**Your goal**
Can you reproduce the data beneath, keeping every line exact?

**Entries supplied**
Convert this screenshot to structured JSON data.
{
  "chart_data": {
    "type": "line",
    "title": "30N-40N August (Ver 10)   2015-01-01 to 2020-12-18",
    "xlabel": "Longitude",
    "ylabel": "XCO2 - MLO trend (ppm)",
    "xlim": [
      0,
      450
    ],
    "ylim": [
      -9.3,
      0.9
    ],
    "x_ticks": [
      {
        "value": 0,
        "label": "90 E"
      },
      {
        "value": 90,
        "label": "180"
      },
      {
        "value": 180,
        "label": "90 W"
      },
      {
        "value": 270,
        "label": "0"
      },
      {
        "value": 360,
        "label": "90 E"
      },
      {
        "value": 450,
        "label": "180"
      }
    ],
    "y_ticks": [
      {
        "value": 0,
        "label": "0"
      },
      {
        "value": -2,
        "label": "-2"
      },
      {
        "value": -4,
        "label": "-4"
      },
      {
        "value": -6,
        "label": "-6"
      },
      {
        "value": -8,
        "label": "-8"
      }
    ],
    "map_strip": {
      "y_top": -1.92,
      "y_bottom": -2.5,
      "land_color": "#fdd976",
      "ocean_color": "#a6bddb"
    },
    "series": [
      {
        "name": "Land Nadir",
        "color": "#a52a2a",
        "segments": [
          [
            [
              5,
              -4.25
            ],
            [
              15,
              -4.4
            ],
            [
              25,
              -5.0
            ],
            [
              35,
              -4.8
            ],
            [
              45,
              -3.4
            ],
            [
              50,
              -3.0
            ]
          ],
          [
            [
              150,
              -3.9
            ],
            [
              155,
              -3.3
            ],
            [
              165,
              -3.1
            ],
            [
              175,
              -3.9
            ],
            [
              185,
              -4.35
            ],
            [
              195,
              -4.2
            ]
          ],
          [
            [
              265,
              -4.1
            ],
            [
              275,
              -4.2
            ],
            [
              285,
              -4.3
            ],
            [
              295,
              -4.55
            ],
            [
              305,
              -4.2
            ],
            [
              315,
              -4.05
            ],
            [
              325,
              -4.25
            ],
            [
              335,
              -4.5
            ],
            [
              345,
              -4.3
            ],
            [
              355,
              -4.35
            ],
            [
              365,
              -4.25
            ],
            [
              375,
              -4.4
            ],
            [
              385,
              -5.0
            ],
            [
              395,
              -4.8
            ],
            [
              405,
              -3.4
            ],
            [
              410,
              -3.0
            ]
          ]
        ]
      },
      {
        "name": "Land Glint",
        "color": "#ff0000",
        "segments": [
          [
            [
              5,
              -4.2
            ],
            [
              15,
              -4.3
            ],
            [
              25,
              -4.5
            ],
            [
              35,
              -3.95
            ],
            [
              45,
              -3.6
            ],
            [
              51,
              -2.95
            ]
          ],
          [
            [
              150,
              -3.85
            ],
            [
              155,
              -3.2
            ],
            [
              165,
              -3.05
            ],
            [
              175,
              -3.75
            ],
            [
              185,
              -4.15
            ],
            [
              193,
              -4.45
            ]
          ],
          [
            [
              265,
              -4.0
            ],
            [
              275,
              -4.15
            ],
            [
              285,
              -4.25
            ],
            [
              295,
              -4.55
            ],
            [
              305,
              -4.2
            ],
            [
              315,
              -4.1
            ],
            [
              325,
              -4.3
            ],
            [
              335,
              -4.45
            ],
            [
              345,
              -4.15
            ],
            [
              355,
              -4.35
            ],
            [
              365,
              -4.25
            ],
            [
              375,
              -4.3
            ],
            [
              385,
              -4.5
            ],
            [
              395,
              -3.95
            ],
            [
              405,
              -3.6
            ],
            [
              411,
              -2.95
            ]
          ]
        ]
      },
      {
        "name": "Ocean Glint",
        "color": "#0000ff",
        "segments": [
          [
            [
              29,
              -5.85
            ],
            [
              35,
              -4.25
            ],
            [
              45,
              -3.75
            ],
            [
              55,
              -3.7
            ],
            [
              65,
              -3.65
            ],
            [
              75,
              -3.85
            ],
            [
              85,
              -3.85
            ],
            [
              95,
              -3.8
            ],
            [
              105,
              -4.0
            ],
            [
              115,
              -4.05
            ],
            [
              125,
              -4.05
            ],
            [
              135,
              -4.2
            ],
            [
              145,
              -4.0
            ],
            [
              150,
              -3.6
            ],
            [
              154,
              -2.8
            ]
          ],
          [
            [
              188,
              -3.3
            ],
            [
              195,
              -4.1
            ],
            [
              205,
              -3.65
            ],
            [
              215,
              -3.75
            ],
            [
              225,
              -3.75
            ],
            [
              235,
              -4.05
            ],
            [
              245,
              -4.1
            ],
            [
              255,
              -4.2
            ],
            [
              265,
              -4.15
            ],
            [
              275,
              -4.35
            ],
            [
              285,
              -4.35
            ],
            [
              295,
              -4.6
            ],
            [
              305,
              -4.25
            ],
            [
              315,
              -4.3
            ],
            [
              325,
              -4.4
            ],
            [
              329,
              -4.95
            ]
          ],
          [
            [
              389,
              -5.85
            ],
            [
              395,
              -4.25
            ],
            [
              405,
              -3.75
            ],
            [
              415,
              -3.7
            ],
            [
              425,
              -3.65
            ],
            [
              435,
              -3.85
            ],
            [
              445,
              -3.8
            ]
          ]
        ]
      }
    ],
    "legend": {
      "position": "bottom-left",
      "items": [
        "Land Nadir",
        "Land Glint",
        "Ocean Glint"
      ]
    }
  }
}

**Exercise result**
Convert this screenshot to structured JSON data.
{
  "chart_data": {
    "type": "line",
    "title": "30N-40N August (Ver 10)   2015-01-01 to 2020-12-18",
    "xlabel": "Longitude",
    "ylabel": "XCO2 - MLO trend (ppm)",
    "xlim": [
      0,
      450
    ],
    "ylim": [
      -9.3,
      0.9
    ],
    "x_ticks": [
      {
        "value": 0,
        "label": "90 E"
      },
      {
        "value": 90,
        "label": "180"
      },
      {
        "value": 180,
        "label": "90 W"
      },
      {
        "value": 270,
        "label": "0"
      },
      {
        "value": 360,
        "label": "90 E"
      },
      {
        "value": 450,
        "label": "180"
      }
    ],
    "y_ticks": [
      {
        "value": 0,
        "label": "0"
      },
      {
        "value": -2,
        "label": "-2"
      },
      {
        "value": -4,
        "label": "-4"
      },
      {
        "value": -6,
        "label": "-6"
      },
      {
        "value": -8,
        "label": "-8"
      }
    ],
    "map_strip": {
      "y_top": -1.92,
      "y_bottom": -2.5,
      "land_color": "#fdd976",
      "ocean_color": "#a6bddb"
    },
    "series": [
      {
        "name": "Land Nadir",
        "color": "#a52a2a",
        "segments": [
          [
            [
              5,
              -4.25
            ],
            [
              15,
              -4.4
            ],
            [
              25,
              -5.0
            ],
            [
              35,
              -4.8
            ],
            [
              45,
              -3.4
            ],
            [
              50,
              -3.0
            ]
          ],
          [
            [
              150,
              -3.9
            ],
            [
              155,
              -3.3
            ],
            [
              165,
              -3.1
            ],
            [
              175,
              -3.9
            ],
            [
              185,
              -4.35
            ],
            [
              195,
              -4.2
            ]
          ],
          [
            [
              265,
              -4.1
            ],
            [
              275,
              -4.2
            ],
            [
              285,
              -4.3
            ],
            [
              295,
              -4.55
            ],
            [
              305,
              -4.2
            ],
            [
              315,
              -4.05
            ],
            [
              325,
              -4.25
            ],
            [
              335,
              -4.5
            ],
            [
              345,
              -4.3
            ],
            [
              355,
              -4.35
            ],
            [
              365,
              -4.25
            ],
            [
              375,
              -4.4
            ],
            [
              385,
              -5.0
            ],
            [
              395,
              -4.8
            ],
            [
              405,
              -3.4
            ],
            [
              410,
              -3.0
            ]
          ]
        ]
      },
      {
        "name": "Land Glint",
        "color": "#ff0000",
        "segments": [
          [
            [
              5,
              -4.2
            ],
            [
              15,
              -4.3
            ],
            [
              25,
              -4.5
            ],
            [
              35,
              -3.95
            ],
            [
              45,
              -3.6
            ],
            [
              51,
              -2.95
            ]
          ],
          [
            [
              150,
              -3.85
            ],
            [
              155,
              -3.2
            ],
            [
              165,
              -3.05
            ],
            [
              175,
              -3.75
            ],
            [
              185,
              -4.15
            ],
            [
              193,
              -4.45
            ]
          ],
          [
            [
              265,
              -4.0
            ],
            [
              275,
              -4.15
            ],
            [
              285,
              -4.25
            ],
            [
              295,
              -4.55
            ],
            [
              305,
              -4.2
            ],
            [
              315,
              -4.1
            ],
            [
              325,
              -4.3
            ],
            [
              335,
              -4.45
            ],
            [
              345,
              -4.15
            ],
            [
              355,
              -4.35
            ],
            [
              365,
              -4.25
            ],
            [
              375,
              -4.3
            ],
            [
              385,
              -4.5
            ],
            [
              395,
              -3.95
            ],
            [
              405,
              -3.6
            ],
            [
              411,
              -2.95
            ]
          ]
        ]
      },
      {
        "name": "Ocean Glint",
        "color": "#0000ff",
        "segments": [
          [
            [
              29,
              -5.85
            ],
            [
              35,
              -4.25
            ],
            [
              45,
              -3.75
            ],
            [
              55,
              -3.7
            ],
            [
              65,
              -3.65
            ],
            [
              75,
              -3.85
            ],
            [
              85,
              -3.85
            ],
            [
              95,
              -3.8
            ],
            [
              105,
              -4.0
            ],
            [
              115,
              -4.05
            ],
            [
              125,
              -4.05
            ],
            [
              135,
              -4.2
            ],
            [
              145,
              -4.0
            ],
            [
              150,
              -3.6
            ],
            [
              154,
              -2.8
            ]
          ],
          [
            [
              188,
              -3.3
            ],
            [
              195,
              -4.1
            ],
            [
              205,
              -3.65
            ],
            [
              215,
              -3.75
            ],
            [
              225,
              -3.75
            ],
            [
              235,
              -4.05
            ],
            [
              245,
              -4.1
            ],
            [
              255,
              -4.2
            ],
            [
              265,
              -4.15
            ],
            [
              275,
              -4.35
            ],
            [
              285,
              -4.35
            ],
            [
              295,
              -4.6
            ],
            [
              305,
              -4.25
            ],
            [
              315,
              -4.3
            ],
            [
              325,
              -4.4
            ],
            [
              329,
              -4.95
            ]
          ],
          [
            [
              389,
              -5.85
            ],
            [
              395,
              -4.25
            ],
            [
              405,
              -3.75
            ],
            [
              415,
              -3.7
            ],
            [
              425,
              -3.65
            ],
            [
              435,
              -3.85
            ],
            [
              445,
              -3.8
            ]
          ]
        ]
      }
    ],
    "legend": {
      "position": "bottom-left",
      "items": [
        "Land Nadir",
        "Land Glint",
        "Ocean Glint"
      ]
    }
  }
}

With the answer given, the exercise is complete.